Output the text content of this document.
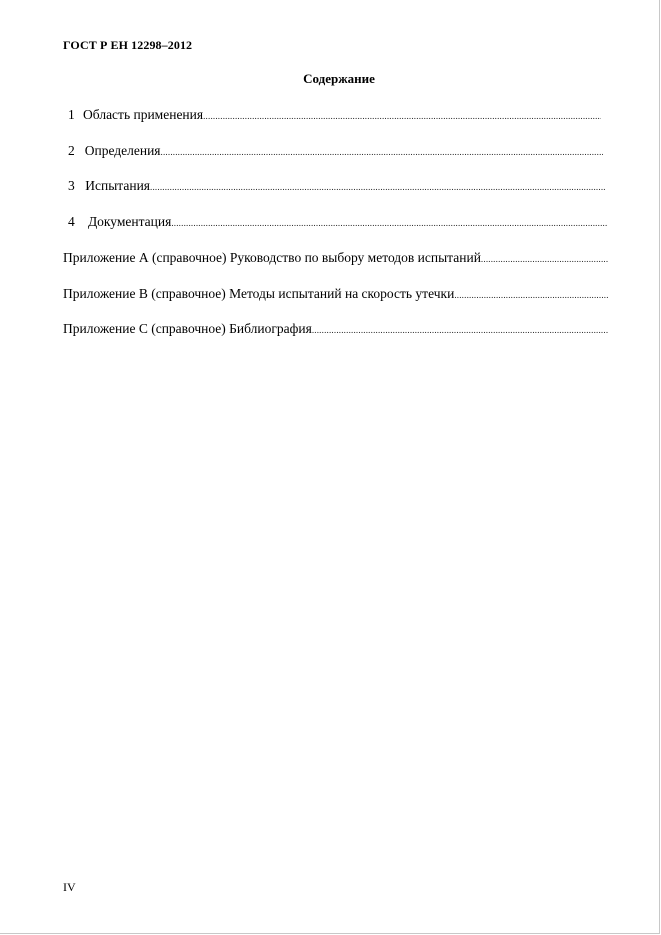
ГОСТ Р ЕН 12298–2012
Содержание
1 Область применения
.....
2 Определения
.....
3 Испытания
.....
4 Документация
.....
Приложение А (справочное) Руководство по выбору методов испытаний
.....
Приложение В (справочное) Методы испытаний на скорость утечки
.....
Приложение С (справочное) Библиография
.....
IV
- - - - - - -
* [TO DO] Each record above must be returned exactly as written, with its pictures omitted.

* [WRITTEN ANSWER]
Output the text content of this document.
ГОСТ Р ЕН 12298–2012
Содержание
1 Область применения
.....
2 Определения
.....
3 Испытания
.....
4 Документация
.....
Приложение А (справочное) Руководство по выбору методов испытаний
.....
Приложение В (справочное) Методы испытаний на скорость утечки
.....
Приложение С (справочное) Библиография
.....
IV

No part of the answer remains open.